Transcribe the passage on right and wrong between "But I do think" and "is merely undesirable.", inclusive, word for word.

[START Text excerpt]

I do not believe there is anything wrong
with any human behavior, including murder. I staunchly refuse to
engage in such an activity, however, because of the sheer hassle
associated with it. My reasons for not committing murder are purely
practical. I have no desire to give up my freedom (and quite possibly
my own life) for such an expenditure of energy, which is yet another
reason to refrain from such widely disparaged behavior. I am quite
lazy (and unabashedly so). The commission of a murder would require
an investment of energy that I am reluctant (in the extreme) to
undertake.
Whenever I hear someone say that it's wrong
to kill another human being, I have to resist the laughter that
surges inside me. I never discuss the matter. I more or less pretend
to go along with them and keep my opinions to myself.
But I do think about it.
And what I think is that no one knows anything
about right or wrong. It's stuff we just made up, like the lines
on the map; very useful for finding your way across the wide open
ocean, but non-existent nevertheless. Yes, right and wrong are just
a couple of words we made up in an attempt to express our feelings,
which quite often are simply beyond words.
Murder is not wrong. It is merely undesirable.
And that is all that it is. No one wants
it. It is not right. It is not wrong. We are deeply afraid of it.
This is the real truth of the matter. We know nothing of death,
except for the fact that the deceased is no longer around, a situation
that we, for the most part, cannot bear, especially since it so
ominously reflects our own disappearance, an event that we truly
cannot bear.
There is nothing wrong with any human
behavior.
To suggest that there is, is to propose
in the same breath that there is therefore something right with
other behaviors, the ones that we approve of. When we begin to suggest
that certain behaviors are right, we ipso facto introduce the idea
of righteousness into the human commune, a notion that has been
the source of more pain and suffering quite possibly than all the
murders ever committed, perhaps (in many cases) the very cause of
those murders.

[END Text excerpt]
[START Stored data]

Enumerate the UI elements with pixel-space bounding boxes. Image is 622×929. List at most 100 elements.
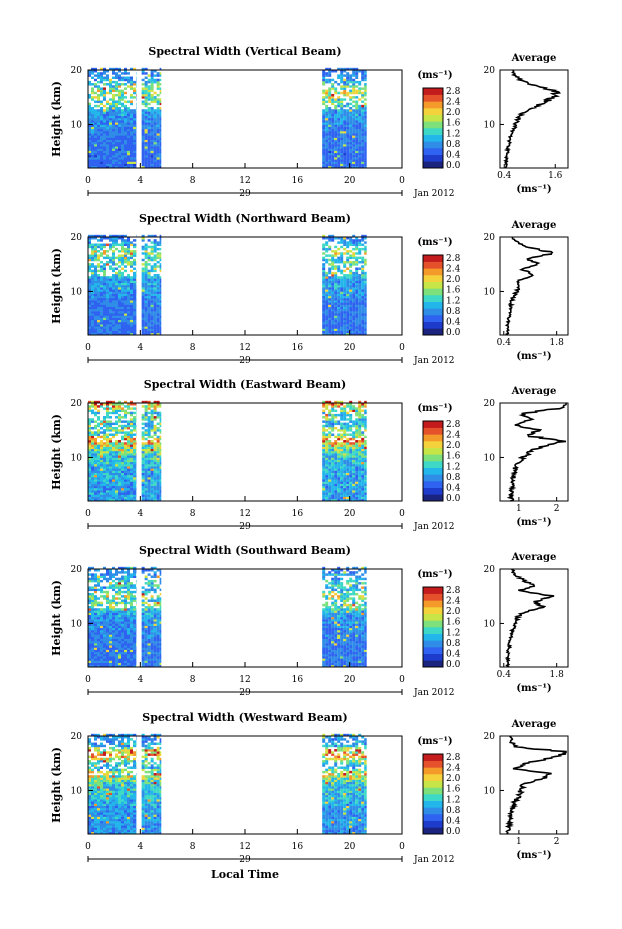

[END Stored data]

#### Final answer:
But I do think about it.
And what I think is that no one knows anything
about right or wrong. It's stuff we just made up, like the lines
on the map; very useful for finding your way across the wide open
ocean, but non-existent nevertheless. Yes, right and wrong are just
a couple of words we made up in an attempt to express our feelings,
which quite often are simply beyond words.
Murder is not wrong. It is merely undesirable.